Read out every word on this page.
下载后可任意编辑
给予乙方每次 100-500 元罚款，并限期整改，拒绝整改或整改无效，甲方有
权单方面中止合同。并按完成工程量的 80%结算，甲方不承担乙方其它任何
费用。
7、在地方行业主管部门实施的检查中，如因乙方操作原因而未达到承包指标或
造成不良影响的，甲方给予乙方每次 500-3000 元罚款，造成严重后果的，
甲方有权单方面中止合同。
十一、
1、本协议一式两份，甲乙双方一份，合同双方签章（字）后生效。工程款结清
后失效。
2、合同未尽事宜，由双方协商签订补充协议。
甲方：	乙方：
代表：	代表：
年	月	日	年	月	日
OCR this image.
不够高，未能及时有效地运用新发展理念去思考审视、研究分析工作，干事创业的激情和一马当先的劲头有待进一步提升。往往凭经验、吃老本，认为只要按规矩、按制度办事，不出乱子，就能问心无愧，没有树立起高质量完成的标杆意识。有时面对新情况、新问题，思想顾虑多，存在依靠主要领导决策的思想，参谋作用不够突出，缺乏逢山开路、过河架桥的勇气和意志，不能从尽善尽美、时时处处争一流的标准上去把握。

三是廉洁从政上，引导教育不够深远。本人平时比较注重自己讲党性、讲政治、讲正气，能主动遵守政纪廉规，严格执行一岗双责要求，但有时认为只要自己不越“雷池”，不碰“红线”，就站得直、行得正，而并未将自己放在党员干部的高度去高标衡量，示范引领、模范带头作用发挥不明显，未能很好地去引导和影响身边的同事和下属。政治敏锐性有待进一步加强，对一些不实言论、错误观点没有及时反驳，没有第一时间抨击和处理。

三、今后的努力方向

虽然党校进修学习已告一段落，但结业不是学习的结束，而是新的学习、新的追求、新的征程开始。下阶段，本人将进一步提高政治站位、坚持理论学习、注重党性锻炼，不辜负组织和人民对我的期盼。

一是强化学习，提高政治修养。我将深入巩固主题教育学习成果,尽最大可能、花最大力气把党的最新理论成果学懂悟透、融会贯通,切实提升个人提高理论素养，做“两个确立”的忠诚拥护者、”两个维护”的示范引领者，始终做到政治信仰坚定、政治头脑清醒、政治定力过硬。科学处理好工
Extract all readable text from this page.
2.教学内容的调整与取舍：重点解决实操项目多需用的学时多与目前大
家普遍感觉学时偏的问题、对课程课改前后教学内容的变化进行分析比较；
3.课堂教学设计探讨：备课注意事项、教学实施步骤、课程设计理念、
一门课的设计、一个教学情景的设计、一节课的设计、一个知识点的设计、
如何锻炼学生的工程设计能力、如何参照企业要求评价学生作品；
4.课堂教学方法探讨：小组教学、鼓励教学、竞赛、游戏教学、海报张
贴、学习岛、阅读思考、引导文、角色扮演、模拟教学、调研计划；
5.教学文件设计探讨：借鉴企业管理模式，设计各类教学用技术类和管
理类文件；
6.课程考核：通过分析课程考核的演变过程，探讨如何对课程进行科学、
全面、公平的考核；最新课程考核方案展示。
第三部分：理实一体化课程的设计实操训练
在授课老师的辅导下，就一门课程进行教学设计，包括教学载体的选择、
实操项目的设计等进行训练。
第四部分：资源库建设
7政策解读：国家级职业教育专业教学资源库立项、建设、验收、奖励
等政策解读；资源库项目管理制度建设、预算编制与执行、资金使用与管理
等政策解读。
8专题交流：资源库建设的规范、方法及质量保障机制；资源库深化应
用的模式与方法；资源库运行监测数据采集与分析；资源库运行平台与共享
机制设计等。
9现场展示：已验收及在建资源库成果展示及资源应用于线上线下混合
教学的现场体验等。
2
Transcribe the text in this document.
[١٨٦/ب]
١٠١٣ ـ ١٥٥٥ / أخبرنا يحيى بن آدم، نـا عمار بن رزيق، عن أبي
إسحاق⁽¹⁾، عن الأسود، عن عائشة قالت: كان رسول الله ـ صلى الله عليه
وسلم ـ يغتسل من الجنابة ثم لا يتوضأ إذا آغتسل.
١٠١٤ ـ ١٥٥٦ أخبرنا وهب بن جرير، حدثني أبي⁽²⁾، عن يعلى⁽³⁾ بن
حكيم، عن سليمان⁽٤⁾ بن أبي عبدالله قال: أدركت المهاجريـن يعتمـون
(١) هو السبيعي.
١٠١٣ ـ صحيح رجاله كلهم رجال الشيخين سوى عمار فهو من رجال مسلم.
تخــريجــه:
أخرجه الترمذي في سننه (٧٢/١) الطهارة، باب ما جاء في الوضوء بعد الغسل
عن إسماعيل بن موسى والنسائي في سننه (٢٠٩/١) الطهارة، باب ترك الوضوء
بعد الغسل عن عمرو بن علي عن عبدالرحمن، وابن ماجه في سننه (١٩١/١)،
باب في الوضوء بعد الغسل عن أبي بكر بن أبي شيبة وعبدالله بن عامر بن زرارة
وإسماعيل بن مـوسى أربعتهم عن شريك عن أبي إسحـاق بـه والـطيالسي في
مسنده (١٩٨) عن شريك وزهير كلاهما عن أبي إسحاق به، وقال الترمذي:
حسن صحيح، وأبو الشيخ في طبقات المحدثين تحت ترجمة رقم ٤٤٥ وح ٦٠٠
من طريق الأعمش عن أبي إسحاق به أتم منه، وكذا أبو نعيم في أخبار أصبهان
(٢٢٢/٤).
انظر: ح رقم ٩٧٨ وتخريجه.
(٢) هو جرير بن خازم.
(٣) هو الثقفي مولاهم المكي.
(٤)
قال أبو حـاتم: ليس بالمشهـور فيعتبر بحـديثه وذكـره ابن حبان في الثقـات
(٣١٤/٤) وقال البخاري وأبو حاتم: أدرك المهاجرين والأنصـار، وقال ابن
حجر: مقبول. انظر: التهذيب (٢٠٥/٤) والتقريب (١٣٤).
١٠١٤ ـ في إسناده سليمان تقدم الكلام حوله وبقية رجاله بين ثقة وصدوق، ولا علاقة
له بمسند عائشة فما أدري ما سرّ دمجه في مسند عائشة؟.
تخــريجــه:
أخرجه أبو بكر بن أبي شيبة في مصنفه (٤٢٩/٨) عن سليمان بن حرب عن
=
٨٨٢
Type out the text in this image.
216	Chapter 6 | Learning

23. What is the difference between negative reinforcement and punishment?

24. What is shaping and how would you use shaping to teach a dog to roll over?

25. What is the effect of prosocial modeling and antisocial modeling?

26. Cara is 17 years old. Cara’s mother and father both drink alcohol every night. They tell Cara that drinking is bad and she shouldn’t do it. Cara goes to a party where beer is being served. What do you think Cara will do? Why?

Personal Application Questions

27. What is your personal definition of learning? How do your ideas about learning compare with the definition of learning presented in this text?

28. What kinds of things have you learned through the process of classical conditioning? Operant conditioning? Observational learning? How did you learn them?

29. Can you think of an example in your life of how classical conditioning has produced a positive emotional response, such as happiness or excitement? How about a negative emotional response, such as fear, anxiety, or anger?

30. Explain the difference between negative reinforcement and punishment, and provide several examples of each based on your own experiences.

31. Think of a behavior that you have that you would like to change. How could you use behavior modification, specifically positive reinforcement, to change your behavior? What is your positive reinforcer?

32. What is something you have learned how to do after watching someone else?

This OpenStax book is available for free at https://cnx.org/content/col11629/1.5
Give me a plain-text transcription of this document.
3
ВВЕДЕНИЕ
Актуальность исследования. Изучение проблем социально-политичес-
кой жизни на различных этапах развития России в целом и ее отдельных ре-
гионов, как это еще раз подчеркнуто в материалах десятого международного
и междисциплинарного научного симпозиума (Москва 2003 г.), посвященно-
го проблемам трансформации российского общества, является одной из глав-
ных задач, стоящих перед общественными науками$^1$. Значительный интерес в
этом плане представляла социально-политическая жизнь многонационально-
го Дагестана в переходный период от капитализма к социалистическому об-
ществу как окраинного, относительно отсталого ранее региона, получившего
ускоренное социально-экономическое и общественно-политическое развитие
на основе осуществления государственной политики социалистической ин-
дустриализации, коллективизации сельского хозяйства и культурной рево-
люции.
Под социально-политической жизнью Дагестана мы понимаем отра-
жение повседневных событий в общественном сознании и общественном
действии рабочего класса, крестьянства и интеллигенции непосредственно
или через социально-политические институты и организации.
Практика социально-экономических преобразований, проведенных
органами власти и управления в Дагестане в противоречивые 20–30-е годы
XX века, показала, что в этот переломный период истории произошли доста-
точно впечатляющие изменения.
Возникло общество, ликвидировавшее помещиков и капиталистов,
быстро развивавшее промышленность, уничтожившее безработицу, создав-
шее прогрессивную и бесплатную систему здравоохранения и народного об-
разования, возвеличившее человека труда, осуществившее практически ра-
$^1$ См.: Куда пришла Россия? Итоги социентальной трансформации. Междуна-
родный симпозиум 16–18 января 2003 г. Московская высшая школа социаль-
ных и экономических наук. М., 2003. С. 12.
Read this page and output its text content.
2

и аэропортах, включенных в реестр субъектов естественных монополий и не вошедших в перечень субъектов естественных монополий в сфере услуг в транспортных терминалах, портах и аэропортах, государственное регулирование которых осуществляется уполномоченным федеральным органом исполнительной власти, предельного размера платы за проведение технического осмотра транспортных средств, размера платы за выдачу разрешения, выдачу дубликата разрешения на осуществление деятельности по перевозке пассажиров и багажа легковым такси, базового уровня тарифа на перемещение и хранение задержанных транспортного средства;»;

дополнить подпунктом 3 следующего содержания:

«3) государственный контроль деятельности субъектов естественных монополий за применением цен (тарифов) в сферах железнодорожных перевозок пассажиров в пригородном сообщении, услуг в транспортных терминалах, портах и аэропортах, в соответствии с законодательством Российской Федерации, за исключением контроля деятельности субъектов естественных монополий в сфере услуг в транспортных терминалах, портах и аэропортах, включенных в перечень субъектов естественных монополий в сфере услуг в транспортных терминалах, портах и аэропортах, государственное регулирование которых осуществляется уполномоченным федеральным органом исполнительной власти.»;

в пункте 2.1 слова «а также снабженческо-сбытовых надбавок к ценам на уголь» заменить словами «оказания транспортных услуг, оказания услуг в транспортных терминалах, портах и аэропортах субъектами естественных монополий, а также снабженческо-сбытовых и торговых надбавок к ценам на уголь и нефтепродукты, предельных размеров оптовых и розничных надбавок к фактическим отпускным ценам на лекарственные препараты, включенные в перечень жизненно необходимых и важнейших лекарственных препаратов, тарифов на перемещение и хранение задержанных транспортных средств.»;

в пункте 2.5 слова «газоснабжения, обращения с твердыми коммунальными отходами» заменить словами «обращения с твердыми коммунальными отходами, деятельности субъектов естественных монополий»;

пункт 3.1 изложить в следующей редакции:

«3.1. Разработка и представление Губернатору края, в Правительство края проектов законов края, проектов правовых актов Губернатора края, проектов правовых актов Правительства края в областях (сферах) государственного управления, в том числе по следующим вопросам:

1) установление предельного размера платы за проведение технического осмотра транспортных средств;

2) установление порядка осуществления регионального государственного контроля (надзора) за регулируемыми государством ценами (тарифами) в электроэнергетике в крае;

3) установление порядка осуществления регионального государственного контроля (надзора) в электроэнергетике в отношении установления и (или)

○ ○ ○ ○ ○ ○ ○

*JOB*. From the listing above, copy out each line where the word "установление" appears.

*SOLUTION TO THIS PROBLEM*.
1) установление предельного размера платы за проведение технического осмотра транспортных средств;
2) установление порядка осуществления регионального государственного контроля (надзора) за регулируемыми государством ценами (тарифами) в электроэнергетике в крае;
3) установление порядка осуществления регионального государственного контроля (надзора) в электроэнергетике в отношении установления и (или)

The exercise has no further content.